#### Input rows

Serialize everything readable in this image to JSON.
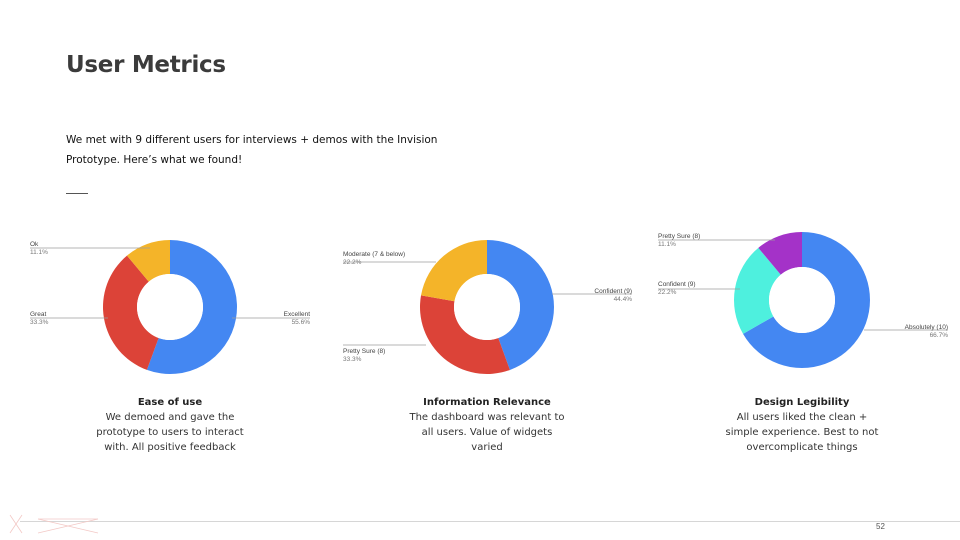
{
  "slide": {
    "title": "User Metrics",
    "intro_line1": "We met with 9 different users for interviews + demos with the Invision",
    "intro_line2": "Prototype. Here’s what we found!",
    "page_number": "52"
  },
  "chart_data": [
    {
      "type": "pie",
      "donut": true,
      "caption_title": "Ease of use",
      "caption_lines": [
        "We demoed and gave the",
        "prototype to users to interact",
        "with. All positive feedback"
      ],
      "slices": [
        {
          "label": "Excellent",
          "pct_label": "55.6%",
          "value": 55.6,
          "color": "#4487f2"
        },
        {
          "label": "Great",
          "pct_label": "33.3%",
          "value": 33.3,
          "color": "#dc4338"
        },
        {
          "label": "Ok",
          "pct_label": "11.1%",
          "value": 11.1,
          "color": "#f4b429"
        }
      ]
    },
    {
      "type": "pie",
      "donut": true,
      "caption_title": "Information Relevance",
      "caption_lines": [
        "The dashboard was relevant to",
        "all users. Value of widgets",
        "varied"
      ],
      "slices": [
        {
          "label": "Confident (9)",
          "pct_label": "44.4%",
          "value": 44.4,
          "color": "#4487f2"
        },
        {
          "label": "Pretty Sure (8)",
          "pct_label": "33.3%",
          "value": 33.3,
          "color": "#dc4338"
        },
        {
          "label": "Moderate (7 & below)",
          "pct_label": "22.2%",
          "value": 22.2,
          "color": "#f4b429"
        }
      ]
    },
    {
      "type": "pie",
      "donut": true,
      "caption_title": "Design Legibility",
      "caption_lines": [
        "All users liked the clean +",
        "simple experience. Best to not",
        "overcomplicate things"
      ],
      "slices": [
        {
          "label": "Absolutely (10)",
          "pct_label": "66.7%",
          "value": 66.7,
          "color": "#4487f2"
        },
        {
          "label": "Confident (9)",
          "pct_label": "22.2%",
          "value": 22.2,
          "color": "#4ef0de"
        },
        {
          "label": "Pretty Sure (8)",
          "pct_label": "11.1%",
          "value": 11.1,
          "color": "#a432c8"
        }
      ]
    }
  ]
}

#### Your objective
Copy out all the records exactly, excluding pictures.

#### Output of the task
Serialize everything readable in this image to JSON.
{
  "slide": {
    "title": "User Metrics",
    "intro_line1": "We met with 9 different users for interviews + demos with the Invision",
    "intro_line2": "Prototype. Here’s what we found!",
    "page_number": "52"
  },
  "chart_data": [
    {
      "type": "pie",
      "donut": true,
      "caption_title": "Ease of use",
      "caption_lines": [
        "We demoed and gave the",
        "prototype to users to interact",
        "with. All positive feedback"
      ],
      "slices": [
        {
          "label": "Excellent",
          "pct_label": "55.6%",
          "value": 55.6,
          "color": "#4487f2"
        },
        {
          "label": "Great",
          "pct_label": "33.3%",
          "value": 33.3,
          "color": "#dc4338"
        },
        {
          "label": "Ok",
          "pct_label": "11.1%",
          "value": 11.1,
          "color": "#f4b429"
        }
      ]
    },
    {
      "type": "pie",
      "donut": true,
      "caption_title": "Information Relevance",
      "caption_lines": [
        "The dashboard was relevant to",
        "all users. Value of widgets",
        "varied"
      ],
      "slices": [
        {
          "label": "Confident (9)",
          "pct_label": "44.4%",
          "value": 44.4,
          "color": "#4487f2"
        },
        {
          "label": "Pretty Sure (8)",
          "pct_label": "33.3%",
          "value": 33.3,
          "color": "#dc4338"
        },
        {
          "label": "Moderate (7 & below)",
          "pct_label": "22.2%",
          "value": 22.2,
          "color": "#f4b429"
        }
      ]
    },
    {
      "type": "pie",
      "donut": true,
      "caption_title": "Design Legibility",
      "caption_lines": [
        "All users liked the clean +",
        "simple experience. Best to not",
        "overcomplicate things"
      ],
      "slices": [
        {
          "label": "Absolutely (10)",
          "pct_label": "66.7%",
          "value": 66.7,
          "color": "#4487f2"
        },
        {
          "label": "Confident (9)",
          "pct_label": "22.2%",
          "value": 22.2,
          "color": "#4ef0de"
        },
        {
          "label": "Pretty Sure (8)",
          "pct_label": "11.1%",
          "value": 11.1,
          "color": "#a432c8"
        }
      ]
    }
  ]
}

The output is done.